▶ Set problem: Look at each line of the records and count those with "heading" in them. Please answer with the count alone.
•••
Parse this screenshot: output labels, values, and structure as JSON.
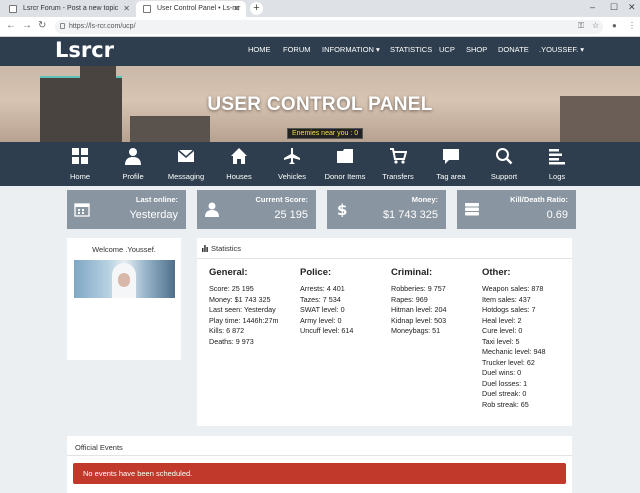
{
  "browser": {
    "tabs": [
      {
        "title": "Lsrcr Forum - Post a new topic"
      },
      {
        "title": "User Control Panel • Ls-rcr"
      }
    ],
    "url": "https://ls-rcr.com/ucp/"
  },
  "site": {
    "logo": "Lsrcr",
    "menu": [
      "HOME",
      "FORUM",
      "INFORMATION ▾",
      "STATISTICS",
      "UCP",
      "SHOP",
      "DONATE",
      ".YOUSSEF. ▾"
    ]
  },
  "banner": {
    "title": "USER CONTROL PANEL",
    "enemies": "Enemies near you : 0"
  },
  "iconbar": {
    "items": [
      "Home",
      "Profile",
      "Messaging",
      "Houses",
      "Vehicles",
      "Donor Items",
      "Transfers",
      "Tag area",
      "Support",
      "Logs"
    ]
  },
  "cards": [
    {
      "label": "Last online:",
      "value": "Yesterday",
      "icon": "calendar-icon"
    },
    {
      "label": "Current Score:",
      "value": "25 195",
      "icon": "user-icon"
    },
    {
      "label": "Money:",
      "value": "$1 743 325",
      "icon": "dollar-icon"
    },
    {
      "label": "Kill/Death Ratio:",
      "value": "0.69",
      "icon": "database-icon"
    }
  ],
  "welcome": {
    "text": "Welcome .Youssef."
  },
  "stats": {
    "title": "Statistics",
    "general": {
      "heading": "General:",
      "rows": [
        "Score: 25 195",
        "Money: $1 743 325",
        "Last seen: Yesterday",
        "Play time: 1446h:27m",
        "Kills: 6 872",
        "Deaths: 9 973"
      ]
    },
    "police": {
      "heading": "Police:",
      "rows": [
        "Arrests: 4 401",
        "Tazes: 7 534",
        "SWAT level: 0",
        "Army level: 0",
        "Uncuff level: 614"
      ]
    },
    "criminal": {
      "heading": "Criminal:",
      "rows": [
        "Robberies: 9 757",
        "Rapes: 969",
        "Hitman level: 204",
        "Kidnap level: 503",
        "Moneybags: 51"
      ]
    },
    "other": {
      "heading": "Other:",
      "rows": [
        "Weapon sales: 878",
        "Item sales: 437",
        "Hotdogs sales: 7",
        "Heal level: 2",
        "Cure level: 0",
        "Taxi level: 5",
        "Mechanic level: 948",
        "Trucker level: 62",
        "Duel wins: 0",
        "Duel losses: 1",
        "Duel streak: 0",
        "Rob streak: 65"
      ]
    }
  },
  "events": {
    "title": "Official Events",
    "alert": "No events have been scheduled."
  },
  "colors": {
    "nav": "#2e3e4e",
    "card": "#8995a0",
    "alert": "#c0392b",
    "enemies_text": "#f0e040"
  }
}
•••
▶ Response to this exercise: 4